Aim of the exercise:
Output all of the records exactly as written.

Rows:
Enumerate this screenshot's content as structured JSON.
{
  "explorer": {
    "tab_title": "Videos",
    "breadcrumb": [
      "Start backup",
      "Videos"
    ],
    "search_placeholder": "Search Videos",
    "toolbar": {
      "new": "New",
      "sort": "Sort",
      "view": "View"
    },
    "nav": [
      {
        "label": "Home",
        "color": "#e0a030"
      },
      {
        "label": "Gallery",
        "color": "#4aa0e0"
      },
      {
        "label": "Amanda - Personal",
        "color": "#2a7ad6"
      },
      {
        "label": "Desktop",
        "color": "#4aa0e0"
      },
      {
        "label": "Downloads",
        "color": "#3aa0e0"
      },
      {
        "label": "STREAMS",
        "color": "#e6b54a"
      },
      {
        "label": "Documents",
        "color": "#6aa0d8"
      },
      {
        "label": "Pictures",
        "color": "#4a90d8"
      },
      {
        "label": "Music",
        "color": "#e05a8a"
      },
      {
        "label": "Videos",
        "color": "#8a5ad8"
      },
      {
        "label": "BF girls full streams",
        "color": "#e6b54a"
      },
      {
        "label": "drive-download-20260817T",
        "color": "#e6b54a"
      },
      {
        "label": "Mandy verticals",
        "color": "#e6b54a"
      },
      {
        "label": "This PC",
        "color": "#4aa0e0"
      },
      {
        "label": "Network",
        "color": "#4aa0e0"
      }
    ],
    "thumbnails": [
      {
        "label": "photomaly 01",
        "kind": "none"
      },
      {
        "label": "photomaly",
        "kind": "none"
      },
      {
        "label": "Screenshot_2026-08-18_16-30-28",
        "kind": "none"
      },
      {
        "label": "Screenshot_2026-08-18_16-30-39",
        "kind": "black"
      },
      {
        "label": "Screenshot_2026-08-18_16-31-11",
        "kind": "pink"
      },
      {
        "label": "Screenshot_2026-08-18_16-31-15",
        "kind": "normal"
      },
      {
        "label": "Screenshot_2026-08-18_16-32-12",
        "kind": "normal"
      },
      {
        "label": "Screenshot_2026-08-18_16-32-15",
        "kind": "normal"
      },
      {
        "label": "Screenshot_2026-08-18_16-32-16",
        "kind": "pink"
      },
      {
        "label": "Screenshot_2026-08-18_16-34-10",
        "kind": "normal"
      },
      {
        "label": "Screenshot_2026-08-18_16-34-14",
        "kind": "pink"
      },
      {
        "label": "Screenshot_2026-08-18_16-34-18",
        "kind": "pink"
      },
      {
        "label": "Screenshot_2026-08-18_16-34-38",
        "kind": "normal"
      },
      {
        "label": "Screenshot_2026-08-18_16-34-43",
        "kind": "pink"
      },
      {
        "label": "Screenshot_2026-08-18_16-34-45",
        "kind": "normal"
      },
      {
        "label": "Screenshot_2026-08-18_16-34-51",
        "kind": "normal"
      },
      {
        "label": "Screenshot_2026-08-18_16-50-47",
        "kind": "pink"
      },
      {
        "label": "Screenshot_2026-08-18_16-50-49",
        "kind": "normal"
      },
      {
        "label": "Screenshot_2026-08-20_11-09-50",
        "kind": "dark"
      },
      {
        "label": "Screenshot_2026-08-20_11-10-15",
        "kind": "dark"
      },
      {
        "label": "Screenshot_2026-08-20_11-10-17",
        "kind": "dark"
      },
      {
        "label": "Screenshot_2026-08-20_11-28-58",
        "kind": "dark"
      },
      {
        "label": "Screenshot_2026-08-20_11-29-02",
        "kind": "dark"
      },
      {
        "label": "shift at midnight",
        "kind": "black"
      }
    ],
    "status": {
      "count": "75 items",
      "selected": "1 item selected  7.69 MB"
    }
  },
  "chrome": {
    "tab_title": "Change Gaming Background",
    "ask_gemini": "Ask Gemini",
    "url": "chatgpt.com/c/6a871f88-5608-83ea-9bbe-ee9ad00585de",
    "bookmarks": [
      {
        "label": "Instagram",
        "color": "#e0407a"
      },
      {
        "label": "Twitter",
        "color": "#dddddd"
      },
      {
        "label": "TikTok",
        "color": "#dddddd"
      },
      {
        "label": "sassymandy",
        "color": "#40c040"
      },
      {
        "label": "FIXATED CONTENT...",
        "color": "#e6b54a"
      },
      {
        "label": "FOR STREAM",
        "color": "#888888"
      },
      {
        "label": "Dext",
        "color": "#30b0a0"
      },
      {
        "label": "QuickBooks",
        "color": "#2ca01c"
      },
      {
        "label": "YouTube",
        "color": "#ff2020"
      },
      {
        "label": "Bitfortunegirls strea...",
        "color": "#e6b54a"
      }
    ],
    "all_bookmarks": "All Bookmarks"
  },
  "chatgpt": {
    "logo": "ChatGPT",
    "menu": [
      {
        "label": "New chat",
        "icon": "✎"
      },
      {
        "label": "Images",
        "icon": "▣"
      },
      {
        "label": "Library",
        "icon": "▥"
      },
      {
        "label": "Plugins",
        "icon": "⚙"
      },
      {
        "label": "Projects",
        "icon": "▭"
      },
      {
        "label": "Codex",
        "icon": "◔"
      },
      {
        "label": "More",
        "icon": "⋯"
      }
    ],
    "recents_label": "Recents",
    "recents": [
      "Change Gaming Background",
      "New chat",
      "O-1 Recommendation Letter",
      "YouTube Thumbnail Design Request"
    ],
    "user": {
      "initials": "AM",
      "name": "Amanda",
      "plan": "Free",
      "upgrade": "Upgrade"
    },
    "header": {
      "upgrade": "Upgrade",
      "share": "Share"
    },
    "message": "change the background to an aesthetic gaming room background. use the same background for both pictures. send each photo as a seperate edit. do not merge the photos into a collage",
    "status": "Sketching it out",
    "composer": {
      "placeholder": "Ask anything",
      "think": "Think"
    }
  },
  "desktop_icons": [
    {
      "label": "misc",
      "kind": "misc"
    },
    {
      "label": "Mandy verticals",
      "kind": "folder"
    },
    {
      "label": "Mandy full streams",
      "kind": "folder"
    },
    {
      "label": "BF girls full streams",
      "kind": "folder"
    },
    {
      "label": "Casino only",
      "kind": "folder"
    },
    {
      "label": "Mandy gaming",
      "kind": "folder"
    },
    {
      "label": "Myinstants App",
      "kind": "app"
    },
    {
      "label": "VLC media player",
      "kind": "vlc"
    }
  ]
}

Result:
Enumerate this screenshot's content as structured JSON.
{
  "explorer": {
    "tab_title": "Videos",
    "breadcrumb": [
      "Start backup",
      "Videos"
    ],
    "search_placeholder": "Search Videos",
    "toolbar": {
      "new": "New",
      "sort": "Sort",
      "view": "View"
    },
    "nav": [
      {
        "label": "Home",
        "color": "#e0a030"
      },
      {
        "label": "Gallery",
        "color": "#4aa0e0"
      },
      {
        "label": "Amanda - Personal",
        "color": "#2a7ad6"
      },
      {
        "label": "Desktop",
        "color": "#4aa0e0"
      },
      {
        "label": "Downloads",
        "color": "#3aa0e0"
      },
      {
        "label": "STREAMS",
        "color": "#e6b54a"
      },
      {
        "label": "Documents",
        "color": "#6aa0d8"
      },
      {
        "label": "Pictures",
        "color": "#4a90d8"
      },
      {
        "label": "Music",
        "color": "#e05a8a"
      },
      {
        "label": "Videos",
        "color": "#8a5ad8"
      },
      {
        "label": "BF girls full streams",
        "color": "#e6b54a"
      },
      {
        "label": "drive-download-20260817T",
        "color": "#e6b54a"
      },
      {
        "label": "Mandy verticals",
        "color": "#e6b54a"
      },
      {
        "label": "This PC",
        "color": "#4aa0e0"
      },
      {
        "label": "Network",
        "color": "#4aa0e0"
      }
    ],
    "thumbnails": [
      {
        "label": "photomaly 01",
        "kind": "none"
      },
      {
        "label": "photomaly",
        "kind": "none"
      },
      {
        "label": "Screenshot_2026-08-18_16-30-28",
        "kind": "none"
      },
      {
        "label": "Screenshot_2026-08-18_16-30-39",
        "kind": "black"
      },
      {
        "label": "Screenshot_2026-08-18_16-31-11",
        "kind": "pink"
      },
      {
        "label": "Screenshot_2026-08-18_16-31-15",
        "kind": "normal"
      },
      {
        "label": "Screenshot_2026-08-18_16-32-12",
        "kind": "normal"
      },
      {
        "label": "Screenshot_2026-08-18_16-32-15",
        "kind": "normal"
      },
      {
        "label": "Screenshot_2026-08-18_16-32-16",
        "kind": "pink"
      },
      {
        "label": "Screenshot_2026-08-18_16-34-10",
        "kind": "normal"
      },
      {
        "label": "Screenshot_2026-08-18_16-34-14",
        "kind": "pink"
      },
      {
        "label": "Screenshot_2026-08-18_16-34-18",
        "kind": "pink"
      },
      {
        "label": "Screenshot_2026-08-18_16-34-38",
        "kind": "normal"
      },
      {
        "label": "Screenshot_2026-08-18_16-34-43",
        "kind": "pink"
      },
      {
        "label": "Screenshot_2026-08-18_16-34-45",
        "kind": "normal"
      },
      {
        "label": "Screenshot_2026-08-18_16-34-51",
        "kind": "normal"
      },
      {
        "label": "Screenshot_2026-08-18_16-50-47",
        "kind": "pink"
      },
      {
        "label": "Screenshot_2026-08-18_16-50-49",
        "kind": "normal"
      },
      {
        "label": "Screenshot_2026-08-20_11-09-50",
        "kind": "dark"
      },
      {
        "label": "Screenshot_2026-08-20_11-10-15",
        "kind": "dark"
      },
      {
        "label": "Screenshot_2026-08-20_11-10-17",
        "kind": "dark"
      },
      {
        "label": "Screenshot_2026-08-20_11-28-58",
        "kind": "dark"
      },
      {
        "label": "Screenshot_2026-08-20_11-29-02",
        "kind": "dark"
      },
      {
        "label": "shift at midnight",
        "kind": "black"
      }
    ],
    "status": {
      "count": "75 items",
      "selected": "1 item selected  7.69 MB"
    }
  },
  "chrome": {
    "tab_title": "Change Gaming Background",
    "ask_gemini": "Ask Gemini",
    "url": "chatgpt.com/c/6a871f88-5608-83ea-9bbe-ee9ad00585de",
    "bookmarks": [
      {
        "label": "Instagram",
        "color": "#e0407a"
      },
      {
        "label": "Twitter",
        "color": "#dddddd"
      },
      {
        "label": "TikTok",
        "color": "#dddddd"
      },
      {
        "label": "sassymandy",
        "color": "#40c040"
      },
      {
        "label": "FIXATED CONTENT...",
        "color": "#e6b54a"
      },
      {
        "label": "FOR STREAM",
        "color": "#888888"
      },
      {
        "label": "Dext",
        "color": "#30b0a0"
      },
      {
        "label": "QuickBooks",
        "color": "#2ca01c"
      },
      {
        "label": "YouTube",
        "color": "#ff2020"
      },
      {
        "label": "Bitfortunegirls strea...",
        "color": "#e6b54a"
      }
    ],
    "all_bookmarks": "All Bookmarks"
  },
  "chatgpt": {
    "logo": "ChatGPT",
    "menu": [
      {
        "label": "New chat",
        "icon": "✎"
      },
      {
        "label": "Images",
        "icon": "▣"
      },
      {
        "label": "Library",
        "icon": "▥"
      },
      {
        "label": "Plugins",
        "icon": "⚙"
      },
      {
        "label": "Projects",
        "icon": "▭"
      },
      {
        "label": "Codex",
        "icon": "◔"
      },
      {
        "label": "More",
        "icon": "⋯"
      }
    ],
    "recents_label": "Recents",
    "recents": [
      "Change Gaming Background",
      "New chat",
      "O-1 Recommendation Letter",
      "YouTube Thumbnail Design Request"
    ],
    "user": {
      "initials": "AM",
      "name": "Amanda",
      "plan": "Free",
      "upgrade": "Upgrade"
    },
    "header": {
      "upgrade": "Upgrade",
      "share": "Share"
    },
    "message": "change the background to an aesthetic gaming room background. use the same background for both pictures. send each photo as a seperate edit. do not merge the photos into a collage",
    "status": "Sketching it out",
    "composer": {
      "placeholder": "Ask anything",
      "think": "Think"
    }
  },
  "desktop_icons": [
    {
      "label": "misc",
      "kind": "misc"
    },
    {
      "label": "Mandy verticals",
      "kind": "folder"
    },
    {
      "label": "Mandy full streams",
      "kind": "folder"
    },
    {
      "label": "BF girls full streams",
      "kind": "folder"
    },
    {
      "label": "Casino only",
      "kind": "folder"
    },
    {
      "label": "Mandy gaming",
      "kind": "folder"
    },
    {
      "label": "Myinstants App",
      "kind": "app"
    },
    {
      "label": "VLC media player",
      "kind": "vlc"
    }
  ]
}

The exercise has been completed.